━━━━━ Exercise inputs

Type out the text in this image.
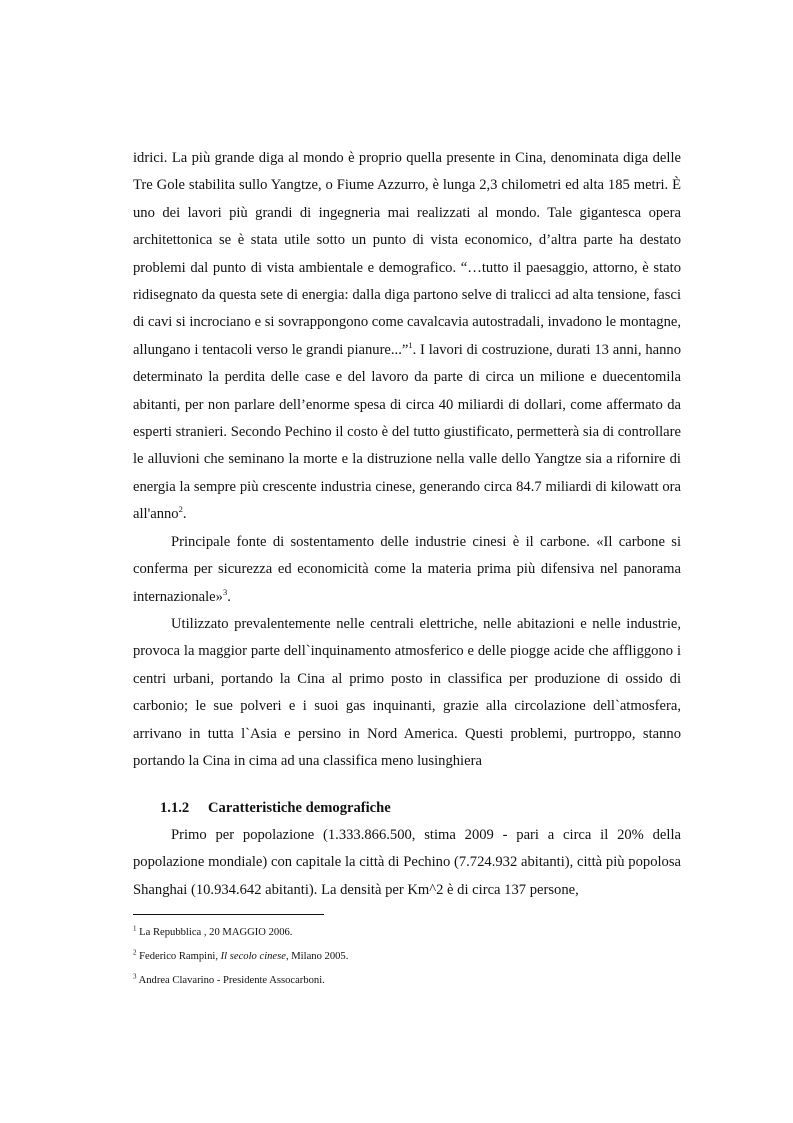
idrici. La più grande diga al mondo è proprio quella presente in Cina, denominata diga delle Tre Gole stabilita sullo Yangtze, o Fiume Azzurro, è lunga 2,3 chilometri ed alta 185 metri. È uno dei lavori più grandi di ingegneria mai realizzati al mondo. Tale gigantesca opera architettonica se è stata utile sotto un punto di vista economico, d’altra parte ha destato problemi dal punto di vista ambientale e demografico. “…tutto il paesaggio, attorno, è stato ridisegnato da questa sete di energia: dalla diga partono selve di tralicci ad alta tensione, fasci di cavi si incrociano e si sovrappongono come cavalcavia autostradali, invadono le montagne, allungano i tentacoli verso le grandi pianure...”$^1$. I lavori di costruzione, durati 13 anni, hanno determinato la perdita delle case e del lavoro da parte di circa un milione e duecentomila abitanti, per non parlare dell’enorme spesa di circa 40 miliardi di dollari, come affermato da esperti stranieri. Secondo Pechino il costo è del tutto giustificato, permetterà sia di controllare le alluvioni che seminano la morte e la distruzione nella valle dello Yangtze sia a rifornire di energia la sempre più crescente industria cinese, generando circa 84.7 miliardi di kilowatt ora all'anno$^2$.

Principale fonte di sostentamento delle industrie cinesi è il carbone. «Il carbone si conferma per sicurezza ed economicità come la materia prima più difensiva nel panorama internazionale»$^3$.

Utilizzato prevalentemente nelle centrali elettriche, nelle abitazioni e nelle industrie, provoca la maggior parte dell`inquinamento atmosferico e delle piogge acide che affliggono i centri urbani, portando la Cina al primo posto in classifica per produzione di ossido di carbonio; le sue polveri e i suoi gas inquinanti, grazie alla circolazione dell`atmosfera, arrivano in tutta l`Asia e persino in Nord America. Questi problemi, purtroppo, stanno portando la Cina in cima ad una classifica meno lusinghiera

1.1.2 Caratteristiche demografiche

Primo per popolazione (1.333.866.500, stima 2009 - pari a circa il 20% della popolazione mondiale) con capitale la città di Pechino (7.724.932 abitanti), città più popolosa Shanghai (10.934.642 abitanti). La densità per Km^2 è di circa 137 persone,

$^1$ La Repubblica , 20 MAGGIO 2006.
$^2$ Federico Rampini, Il secolo cinese, Milano 2005.
$^3$ Andrea Clavarino - Presidente Assocarboni.
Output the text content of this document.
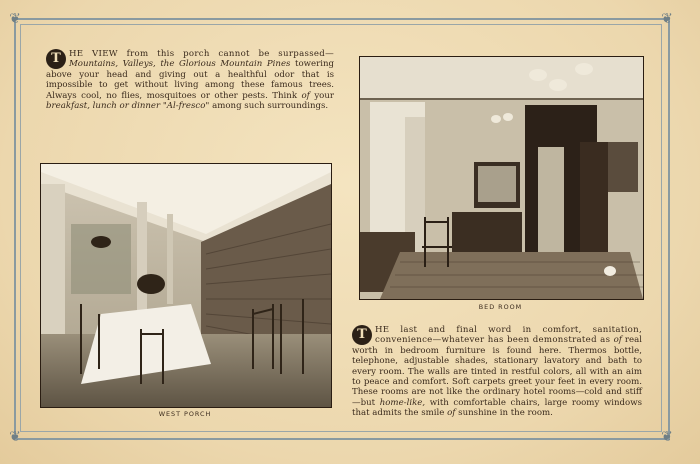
❦	❦
❦	❦
T HE VIEW from this porch cannot be surpassed—Mountains, Valleys, the Glorious Mountain Pines towering above your head and giving out a healthful odor that is impossible to get without living among these famous trees. Always cool, no flies, mosquitoes or other pests. Think of your breakfast, lunch or dinner "Al-fresco" among such surroundings.
WEST PORCH
BED ROOM
T HE last and final word in comfort, sanitation, convenience—whatever has been demonstrated as of real worth in bedroom furniture is found here. Thermos bottle, telephone, adjustable shades, stationary lavatory and bath to every room. The walls are tinted in restful colors, all with an aim to peace and comfort. Soft carpets greet your feet in every room. These rooms are not like the ordinary hotel rooms—cold and stiff—but home-like, with comfortable chairs, large roomy windows that admits the smile of sunshine in the room.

━━━━━━━━━━

* [Exercise brief] Except for the pictures, copy every line of the records above exactly.

* [The response]
Type out the text in this image.
idrici. La più grande diga al mondo è proprio quella presente in Cina, denominata diga delle Tre Gole stabilita sullo Yangtze, o Fiume Azzurro, è lunga 2,3 chilometri ed alta 185 metri. È uno dei lavori più grandi di ingegneria mai realizzati al mondo. Tale gigantesca opera architettonica se è stata utile sotto un punto di vista economico, d’altra parte ha destato problemi dal punto di vista ambientale e demografico. “…tutto il paesaggio, attorno, è stato ridisegnato da questa sete di energia: dalla diga partono selve di tralicci ad alta tensione, fasci di cavi si incrociano e si sovrappongono come cavalcavia autostradali, invadono le montagne, allungano i tentacoli verso le grandi pianure...”$^1$. I lavori di costruzione, durati 13 anni, hanno determinato la perdita delle case e del lavoro da parte di circa un milione e duecentomila abitanti, per non parlare dell’enorme spesa di circa 40 miliardi di dollari, come affermato da esperti stranieri. Secondo Pechino il costo è del tutto giustificato, permetterà sia di controllare le alluvioni che seminano la morte e la distruzione nella valle dello Yangtze sia a rifornire di energia la sempre più crescente industria cinese, generando circa 84.7 miliardi di kilowatt ora all'anno$^2$.

Principale fonte di sostentamento delle industrie cinesi è il carbone. «Il carbone si conferma per sicurezza ed economicità come la materia prima più difensiva nel panorama internazionale»$^3$.

Utilizzato prevalentemente nelle centrali elettriche, nelle abitazioni e nelle industrie, provoca la maggior parte dell`inquinamento atmosferico e delle piogge acide che affliggono i centri urbani, portando la Cina al primo posto in classifica per produzione di ossido di carbonio; le sue polveri e i suoi gas inquinanti, grazie alla circolazione dell`atmosfera, arrivano in tutta l`Asia e persino in Nord America. Questi problemi, purtroppo, stanno portando la Cina in cima ad una classifica meno lusinghiera

1.1.2 Caratteristiche demografiche

Primo per popolazione (1.333.866.500, stima 2009 - pari a circa il 20% della popolazione mondiale) con capitale la città di Pechino (7.724.932 abitanti), città più popolosa Shanghai (10.934.642 abitanti). La densità per Km^2 è di circa 137 persone,

$^1$ La Repubblica , 20 MAGGIO 2006.
$^2$ Federico Rampini, Il secolo cinese, Milano 2005.
$^3$ Andrea Clavarino - Presidente Assocarboni.
Output the text content of this document.
❦	❦
❦	❦
T HE VIEW from this porch cannot be surpassed—Mountains, Valleys, the Glorious Mountain Pines towering above your head and giving out a healthful odor that is impossible to get without living among these famous trees. Always cool, no flies, mosquitoes or other pests. Think of your breakfast, lunch or dinner "Al-fresco" among such surroundings.
WEST PORCH
BED ROOM
T HE last and final word in comfort, sanitation, convenience—whatever has been demonstrated as of real worth in bedroom furniture is found here. Thermos bottle, telephone, adjustable shades, stationary lavatory and bath to every room. The walls are tinted in restful colors, all with an aim to peace and comfort. Soft carpets greet your feet in every room. These rooms are not like the ordinary hotel rooms—cold and stiff—but home-like, with comfortable chairs, large roomy windows that admits the smile of sunshine in the room.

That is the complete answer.